• DIRECTIVE
For the records below, give the count of lines holding the word "uses" and nothing more.

• INFORMATION SHOWN

---------------

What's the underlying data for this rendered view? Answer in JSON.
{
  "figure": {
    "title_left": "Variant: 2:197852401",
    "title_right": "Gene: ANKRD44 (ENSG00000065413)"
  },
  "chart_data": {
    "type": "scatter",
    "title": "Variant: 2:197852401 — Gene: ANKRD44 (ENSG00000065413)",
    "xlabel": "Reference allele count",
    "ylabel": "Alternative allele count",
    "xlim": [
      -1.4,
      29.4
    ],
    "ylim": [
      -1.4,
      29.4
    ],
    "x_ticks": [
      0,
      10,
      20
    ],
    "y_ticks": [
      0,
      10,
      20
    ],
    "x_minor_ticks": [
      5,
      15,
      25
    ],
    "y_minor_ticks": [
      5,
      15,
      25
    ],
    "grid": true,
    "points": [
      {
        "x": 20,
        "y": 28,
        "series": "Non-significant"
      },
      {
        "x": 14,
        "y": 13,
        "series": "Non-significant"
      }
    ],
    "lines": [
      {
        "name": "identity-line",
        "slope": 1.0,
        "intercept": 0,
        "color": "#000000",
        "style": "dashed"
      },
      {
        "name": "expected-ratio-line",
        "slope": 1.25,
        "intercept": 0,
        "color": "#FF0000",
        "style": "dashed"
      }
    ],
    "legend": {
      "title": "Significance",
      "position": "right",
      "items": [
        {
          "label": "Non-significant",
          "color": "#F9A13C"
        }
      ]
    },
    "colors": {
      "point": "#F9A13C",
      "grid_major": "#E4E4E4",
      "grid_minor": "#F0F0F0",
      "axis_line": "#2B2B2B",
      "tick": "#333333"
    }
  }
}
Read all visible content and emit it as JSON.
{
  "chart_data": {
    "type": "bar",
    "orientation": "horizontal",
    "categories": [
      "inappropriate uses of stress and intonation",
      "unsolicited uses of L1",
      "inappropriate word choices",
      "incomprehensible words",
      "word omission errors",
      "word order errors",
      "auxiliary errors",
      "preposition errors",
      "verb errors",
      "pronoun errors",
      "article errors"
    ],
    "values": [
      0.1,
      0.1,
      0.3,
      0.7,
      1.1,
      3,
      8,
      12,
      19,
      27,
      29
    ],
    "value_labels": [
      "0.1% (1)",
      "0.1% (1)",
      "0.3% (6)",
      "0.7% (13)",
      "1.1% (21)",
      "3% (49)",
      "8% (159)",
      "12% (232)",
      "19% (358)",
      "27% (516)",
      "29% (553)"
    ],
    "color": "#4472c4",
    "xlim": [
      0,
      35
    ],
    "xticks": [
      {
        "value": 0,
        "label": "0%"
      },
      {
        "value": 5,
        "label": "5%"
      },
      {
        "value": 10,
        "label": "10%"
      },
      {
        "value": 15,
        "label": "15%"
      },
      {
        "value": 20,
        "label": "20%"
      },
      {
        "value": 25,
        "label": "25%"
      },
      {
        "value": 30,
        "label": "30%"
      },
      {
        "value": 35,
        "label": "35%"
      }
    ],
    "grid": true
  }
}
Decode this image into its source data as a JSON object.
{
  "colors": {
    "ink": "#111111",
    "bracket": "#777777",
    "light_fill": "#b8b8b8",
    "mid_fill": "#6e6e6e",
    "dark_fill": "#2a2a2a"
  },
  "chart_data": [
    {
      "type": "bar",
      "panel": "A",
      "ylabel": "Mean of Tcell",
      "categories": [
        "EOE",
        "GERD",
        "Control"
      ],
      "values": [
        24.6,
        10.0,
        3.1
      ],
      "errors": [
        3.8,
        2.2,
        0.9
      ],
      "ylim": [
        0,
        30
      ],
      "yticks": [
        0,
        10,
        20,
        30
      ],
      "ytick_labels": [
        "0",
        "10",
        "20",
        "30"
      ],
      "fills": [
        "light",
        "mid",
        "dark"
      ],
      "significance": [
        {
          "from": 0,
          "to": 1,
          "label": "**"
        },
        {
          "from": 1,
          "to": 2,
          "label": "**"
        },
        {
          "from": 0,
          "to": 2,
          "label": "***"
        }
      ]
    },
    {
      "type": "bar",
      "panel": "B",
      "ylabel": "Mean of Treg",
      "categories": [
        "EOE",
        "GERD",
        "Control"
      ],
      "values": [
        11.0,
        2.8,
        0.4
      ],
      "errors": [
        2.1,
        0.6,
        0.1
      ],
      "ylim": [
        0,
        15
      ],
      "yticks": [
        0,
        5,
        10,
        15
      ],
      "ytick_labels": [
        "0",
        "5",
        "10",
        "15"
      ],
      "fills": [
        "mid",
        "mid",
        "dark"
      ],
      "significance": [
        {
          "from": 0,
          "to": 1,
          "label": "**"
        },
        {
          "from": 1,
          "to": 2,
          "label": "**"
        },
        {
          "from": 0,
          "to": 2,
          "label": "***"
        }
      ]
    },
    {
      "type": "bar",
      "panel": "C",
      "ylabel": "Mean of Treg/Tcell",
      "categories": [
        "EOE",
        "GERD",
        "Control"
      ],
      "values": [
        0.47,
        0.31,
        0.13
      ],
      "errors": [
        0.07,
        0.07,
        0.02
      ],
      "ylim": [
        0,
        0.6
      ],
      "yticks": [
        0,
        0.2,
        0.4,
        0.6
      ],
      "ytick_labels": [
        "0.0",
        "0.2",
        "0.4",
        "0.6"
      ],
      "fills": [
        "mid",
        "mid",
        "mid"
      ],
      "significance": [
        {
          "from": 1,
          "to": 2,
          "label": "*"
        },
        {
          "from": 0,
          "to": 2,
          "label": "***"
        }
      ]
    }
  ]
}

---------------

• EXERCISE SOLUTION
2